*To be done:*
Every entry should be repeated exactly. Omit the pictures.

*Records shown:*
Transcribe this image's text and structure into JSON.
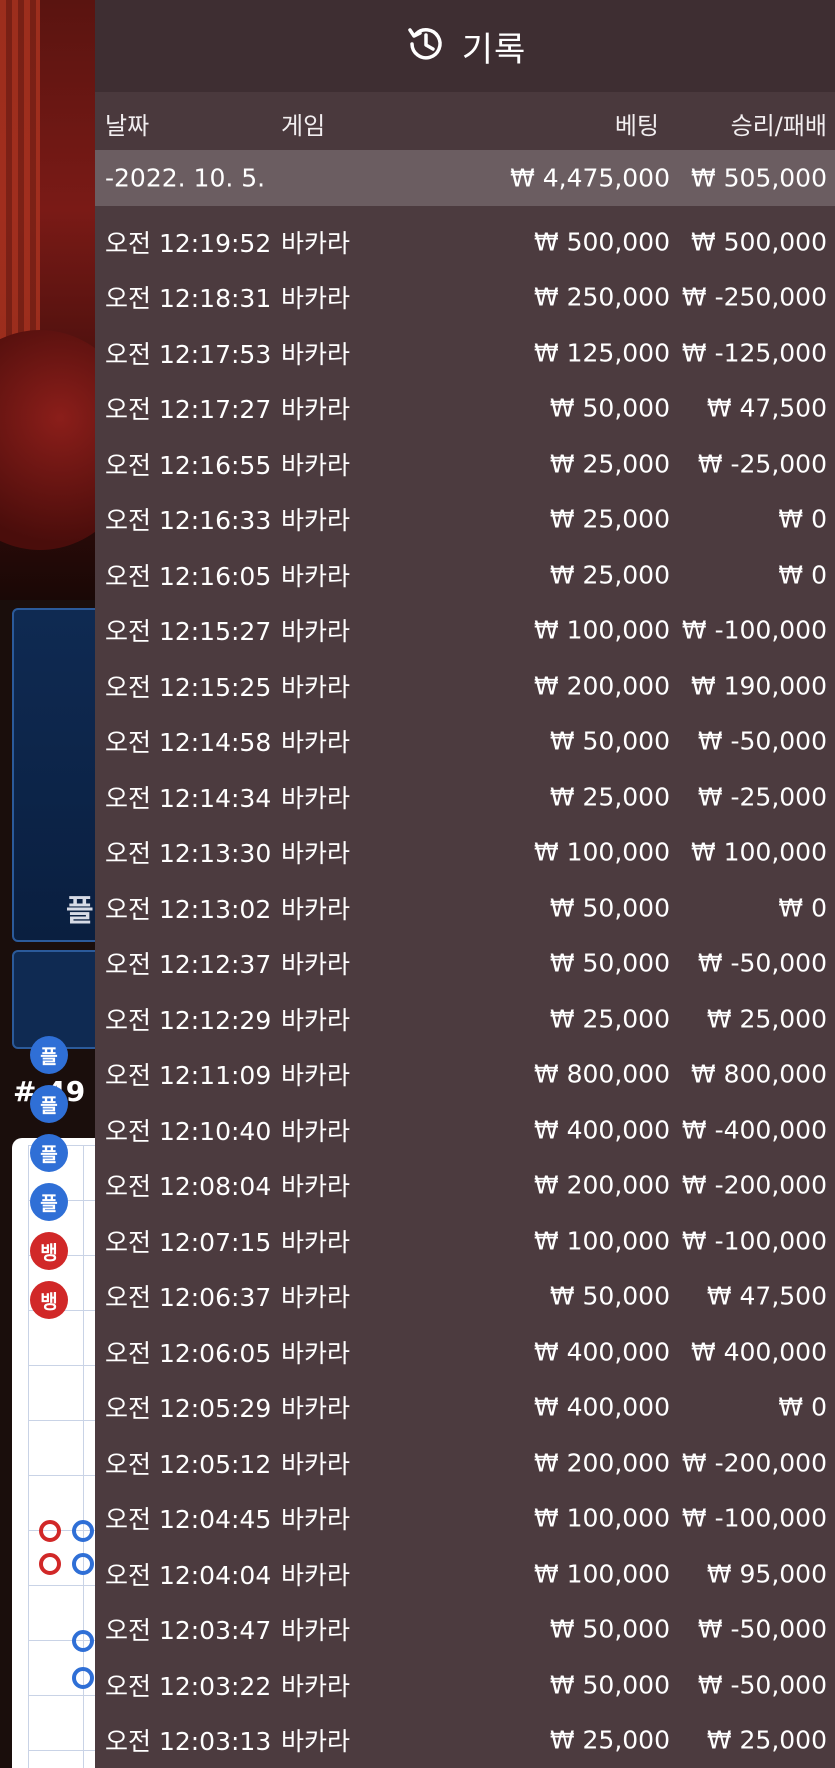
{
  "header": {
    "title": "기록",
    "icon": "history-icon"
  },
  "columns": {
    "date": "날짜",
    "game": "게임",
    "bet": "베팅",
    "result": "승리/패배"
  },
  "summary": {
    "date": "-2022. 10. 5.",
    "bet": "₩ 4,475,000",
    "result": "₩ 505,000"
  },
  "rows": [
    {
      "time": "오전 12:19:52",
      "game": "바카라",
      "bet": "₩ 500,000",
      "result": "₩ 500,000"
    },
    {
      "time": "오전 12:18:31",
      "game": "바카라",
      "bet": "₩ 250,000",
      "result": "₩ -250,000"
    },
    {
      "time": "오전 12:17:53",
      "game": "바카라",
      "bet": "₩ 125,000",
      "result": "₩ -125,000"
    },
    {
      "time": "오전 12:17:27",
      "game": "바카라",
      "bet": "₩ 50,000",
      "result": "₩ 47,500"
    },
    {
      "time": "오전 12:16:55",
      "game": "바카라",
      "bet": "₩ 25,000",
      "result": "₩ -25,000"
    },
    {
      "time": "오전 12:16:33",
      "game": "바카라",
      "bet": "₩ 25,000",
      "result": "₩ 0"
    },
    {
      "time": "오전 12:16:05",
      "game": "바카라",
      "bet": "₩ 25,000",
      "result": "₩ 0"
    },
    {
      "time": "오전 12:15:27",
      "game": "바카라",
      "bet": "₩ 100,000",
      "result": "₩ -100,000"
    },
    {
      "time": "오전 12:15:25",
      "game": "바카라",
      "bet": "₩ 200,000",
      "result": "₩ 190,000"
    },
    {
      "time": "오전 12:14:58",
      "game": "바카라",
      "bet": "₩ 50,000",
      "result": "₩ -50,000"
    },
    {
      "time": "오전 12:14:34",
      "game": "바카라",
      "bet": "₩ 25,000",
      "result": "₩ -25,000"
    },
    {
      "time": "오전 12:13:30",
      "game": "바카라",
      "bet": "₩ 100,000",
      "result": "₩ 100,000"
    },
    {
      "time": "오전 12:13:02",
      "game": "바카라",
      "bet": "₩ 50,000",
      "result": "₩ 0"
    },
    {
      "time": "오전 12:12:37",
      "game": "바카라",
      "bet": "₩ 50,000",
      "result": "₩ -50,000"
    },
    {
      "time": "오전 12:12:29",
      "game": "바카라",
      "bet": "₩ 25,000",
      "result": "₩ 25,000"
    },
    {
      "time": "오전 12:11:09",
      "game": "바카라",
      "bet": "₩ 800,000",
      "result": "₩ 800,000"
    },
    {
      "time": "오전 12:10:40",
      "game": "바카라",
      "bet": "₩ 400,000",
      "result": "₩ -400,000"
    },
    {
      "time": "오전 12:08:04",
      "game": "바카라",
      "bet": "₩ 200,000",
      "result": "₩ -200,000"
    },
    {
      "time": "오전 12:07:15",
      "game": "바카라",
      "bet": "₩ 100,000",
      "result": "₩ -100,000"
    },
    {
      "time": "오전 12:06:37",
      "game": "바카라",
      "bet": "₩ 50,000",
      "result": "₩ 47,500"
    },
    {
      "time": "오전 12:06:05",
      "game": "바카라",
      "bet": "₩ 400,000",
      "result": "₩ 400,000"
    },
    {
      "time": "오전 12:05:29",
      "game": "바카라",
      "bet": "₩ 400,000",
      "result": "₩ 0"
    },
    {
      "time": "오전 12:05:12",
      "game": "바카라",
      "bet": "₩ 200,000",
      "result": "₩ -200,000"
    },
    {
      "time": "오전 12:04:45",
      "game": "바카라",
      "bet": "₩ 100,000",
      "result": "₩ -100,000"
    },
    {
      "time": "오전 12:04:04",
      "game": "바카라",
      "bet": "₩ 100,000",
      "result": "₩ 95,000"
    },
    {
      "time": "오전 12:03:47",
      "game": "바카라",
      "bet": "₩ 50,000",
      "result": "₩ -50,000"
    },
    {
      "time": "오전 12:03:22",
      "game": "바카라",
      "bet": "₩ 50,000",
      "result": "₩ -50,000"
    },
    {
      "time": "오전 12:03:13",
      "game": "바카라",
      "bet": "₩ 25,000",
      "result": "₩ 25,000"
    }
  ],
  "background": {
    "player_label": "플",
    "round": "# 49",
    "road_chips": [
      {
        "label": "플",
        "color": "#2f6fd6"
      },
      {
        "label": "플",
        "color": "#2f6fd6"
      },
      {
        "label": "플",
        "color": "#2f6fd6"
      },
      {
        "label": "플",
        "color": "#2f6fd6"
      },
      {
        "label": "뱅",
        "color": "#d12828"
      },
      {
        "label": "뱅",
        "color": "#d12828"
      }
    ]
  }
}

*Answer:*
Transcribe this image's text and structure into JSON.
{
  "header": {
    "title": "기록",
    "icon": "history-icon"
  },
  "columns": {
    "date": "날짜",
    "game": "게임",
    "bet": "베팅",
    "result": "승리/패배"
  },
  "summary": {
    "date": "-2022. 10. 5.",
    "bet": "₩ 4,475,000",
    "result": "₩ 505,000"
  },
  "rows": [
    {
      "time": "오전 12:19:52",
      "game": "바카라",
      "bet": "₩ 500,000",
      "result": "₩ 500,000"
    },
    {
      "time": "오전 12:18:31",
      "game": "바카라",
      "bet": "₩ 250,000",
      "result": "₩ -250,000"
    },
    {
      "time": "오전 12:17:53",
      "game": "바카라",
      "bet": "₩ 125,000",
      "result": "₩ -125,000"
    },
    {
      "time": "오전 12:17:27",
      "game": "바카라",
      "bet": "₩ 50,000",
      "result": "₩ 47,500"
    },
    {
      "time": "오전 12:16:55",
      "game": "바카라",
      "bet": "₩ 25,000",
      "result": "₩ -25,000"
    },
    {
      "time": "오전 12:16:33",
      "game": "바카라",
      "bet": "₩ 25,000",
      "result": "₩ 0"
    },
    {
      "time": "오전 12:16:05",
      "game": "바카라",
      "bet": "₩ 25,000",
      "result": "₩ 0"
    },
    {
      "time": "오전 12:15:27",
      "game": "바카라",
      "bet": "₩ 100,000",
      "result": "₩ -100,000"
    },
    {
      "time": "오전 12:15:25",
      "game": "바카라",
      "bet": "₩ 200,000",
      "result": "₩ 190,000"
    },
    {
      "time": "오전 12:14:58",
      "game": "바카라",
      "bet": "₩ 50,000",
      "result": "₩ -50,000"
    },
    {
      "time": "오전 12:14:34",
      "game": "바카라",
      "bet": "₩ 25,000",
      "result": "₩ -25,000"
    },
    {
      "time": "오전 12:13:30",
      "game": "바카라",
      "bet": "₩ 100,000",
      "result": "₩ 100,000"
    },
    {
      "time": "오전 12:13:02",
      "game": "바카라",
      "bet": "₩ 50,000",
      "result": "₩ 0"
    },
    {
      "time": "오전 12:12:37",
      "game": "바카라",
      "bet": "₩ 50,000",
      "result": "₩ -50,000"
    },
    {
      "time": "오전 12:12:29",
      "game": "바카라",
      "bet": "₩ 25,000",
      "result": "₩ 25,000"
    },
    {
      "time": "오전 12:11:09",
      "game": "바카라",
      "bet": "₩ 800,000",
      "result": "₩ 800,000"
    },
    {
      "time": "오전 12:10:40",
      "game": "바카라",
      "bet": "₩ 400,000",
      "result": "₩ -400,000"
    },
    {
      "time": "오전 12:08:04",
      "game": "바카라",
      "bet": "₩ 200,000",
      "result": "₩ -200,000"
    },
    {
      "time": "오전 12:07:15",
      "game": "바카라",
      "bet": "₩ 100,000",
      "result": "₩ -100,000"
    },
    {
      "time": "오전 12:06:37",
      "game": "바카라",
      "bet": "₩ 50,000",
      "result": "₩ 47,500"
    },
    {
      "time": "오전 12:06:05",
      "game": "바카라",
      "bet": "₩ 400,000",
      "result": "₩ 400,000"
    },
    {
      "time": "오전 12:05:29",
      "game": "바카라",
      "bet": "₩ 400,000",
      "result": "₩ 0"
    },
    {
      "time": "오전 12:05:12",
      "game": "바카라",
      "bet": "₩ 200,000",
      "result": "₩ -200,000"
    },
    {
      "time": "오전 12:04:45",
      "game": "바카라",
      "bet": "₩ 100,000",
      "result": "₩ -100,000"
    },
    {
      "time": "오전 12:04:04",
      "game": "바카라",
      "bet": "₩ 100,000",
      "result": "₩ 95,000"
    },
    {
      "time": "오전 12:03:47",
      "game": "바카라",
      "bet": "₩ 50,000",
      "result": "₩ -50,000"
    },
    {
      "time": "오전 12:03:22",
      "game": "바카라",
      "bet": "₩ 50,000",
      "result": "₩ -50,000"
    },
    {
      "time": "오전 12:03:13",
      "game": "바카라",
      "bet": "₩ 25,000",
      "result": "₩ 25,000"
    }
  ],
  "background": {
    "player_label": "플",
    "round": "# 49",
    "road_chips": [
      {
        "label": "플",
        "color": "#2f6fd6"
      },
      {
        "label": "플",
        "color": "#2f6fd6"
      },
      {
        "label": "플",
        "color": "#2f6fd6"
      },
      {
        "label": "플",
        "color": "#2f6fd6"
      },
      {
        "label": "뱅",
        "color": "#d12828"
      },
      {
        "label": "뱅",
        "color": "#d12828"
      }
    ]
  }
}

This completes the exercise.